Dataset items:
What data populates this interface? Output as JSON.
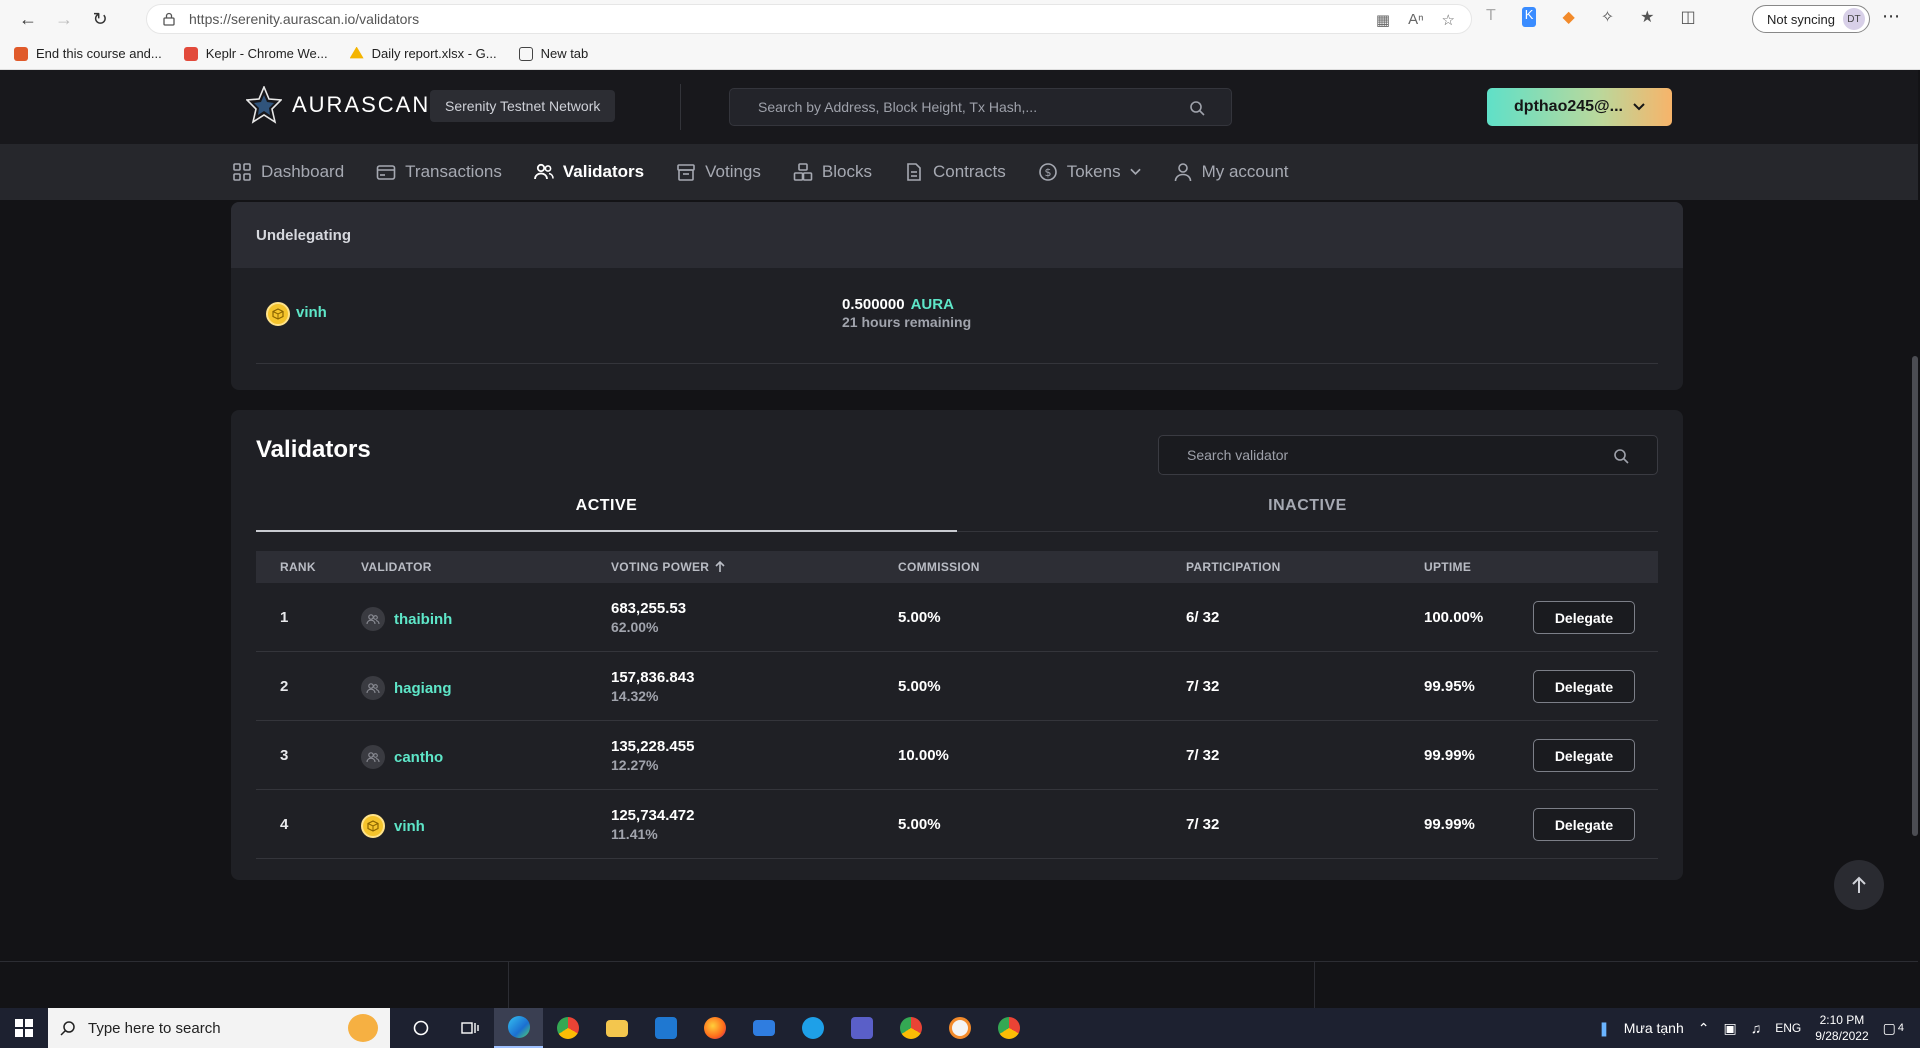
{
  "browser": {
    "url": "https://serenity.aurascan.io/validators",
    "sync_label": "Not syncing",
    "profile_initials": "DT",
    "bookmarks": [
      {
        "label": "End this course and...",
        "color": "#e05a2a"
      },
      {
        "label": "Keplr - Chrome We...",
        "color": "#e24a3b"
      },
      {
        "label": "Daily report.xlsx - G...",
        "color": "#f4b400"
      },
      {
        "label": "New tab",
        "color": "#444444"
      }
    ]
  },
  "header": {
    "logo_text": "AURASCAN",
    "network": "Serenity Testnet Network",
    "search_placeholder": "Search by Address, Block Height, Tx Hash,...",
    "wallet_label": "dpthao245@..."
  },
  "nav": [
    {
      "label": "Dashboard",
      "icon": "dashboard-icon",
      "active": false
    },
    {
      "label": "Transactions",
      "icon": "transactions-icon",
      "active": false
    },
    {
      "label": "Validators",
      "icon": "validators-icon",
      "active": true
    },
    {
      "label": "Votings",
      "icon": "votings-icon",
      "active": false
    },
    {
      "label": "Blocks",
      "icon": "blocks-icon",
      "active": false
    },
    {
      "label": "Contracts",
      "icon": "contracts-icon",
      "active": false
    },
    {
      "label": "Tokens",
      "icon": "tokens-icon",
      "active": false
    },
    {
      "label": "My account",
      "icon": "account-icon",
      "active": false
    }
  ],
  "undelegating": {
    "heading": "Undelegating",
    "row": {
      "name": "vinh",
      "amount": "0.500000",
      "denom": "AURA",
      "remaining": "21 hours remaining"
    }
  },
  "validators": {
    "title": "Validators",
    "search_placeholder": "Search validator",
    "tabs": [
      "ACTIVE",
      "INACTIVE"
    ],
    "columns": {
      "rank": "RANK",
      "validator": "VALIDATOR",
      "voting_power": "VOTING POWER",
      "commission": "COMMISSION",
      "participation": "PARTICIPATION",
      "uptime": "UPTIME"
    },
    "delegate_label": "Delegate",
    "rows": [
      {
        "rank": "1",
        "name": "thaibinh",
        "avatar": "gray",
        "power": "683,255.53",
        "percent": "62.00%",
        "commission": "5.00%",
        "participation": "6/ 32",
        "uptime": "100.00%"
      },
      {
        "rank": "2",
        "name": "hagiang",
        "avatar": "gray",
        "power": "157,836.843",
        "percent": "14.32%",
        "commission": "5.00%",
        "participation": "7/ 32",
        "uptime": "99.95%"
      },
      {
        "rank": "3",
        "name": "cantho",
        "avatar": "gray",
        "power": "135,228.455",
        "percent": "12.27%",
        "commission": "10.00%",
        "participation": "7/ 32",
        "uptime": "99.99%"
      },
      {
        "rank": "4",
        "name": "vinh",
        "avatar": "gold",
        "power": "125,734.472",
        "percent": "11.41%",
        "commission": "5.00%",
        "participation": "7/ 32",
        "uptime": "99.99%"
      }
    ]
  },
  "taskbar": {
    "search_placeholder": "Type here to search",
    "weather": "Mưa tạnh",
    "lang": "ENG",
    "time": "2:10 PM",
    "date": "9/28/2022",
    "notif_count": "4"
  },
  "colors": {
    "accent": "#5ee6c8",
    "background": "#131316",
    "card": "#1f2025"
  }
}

§ **Your task**: Among the entries, how many lines include the word "percent"? Answer with a single number and nothing further.

§ **Result of this task**: 4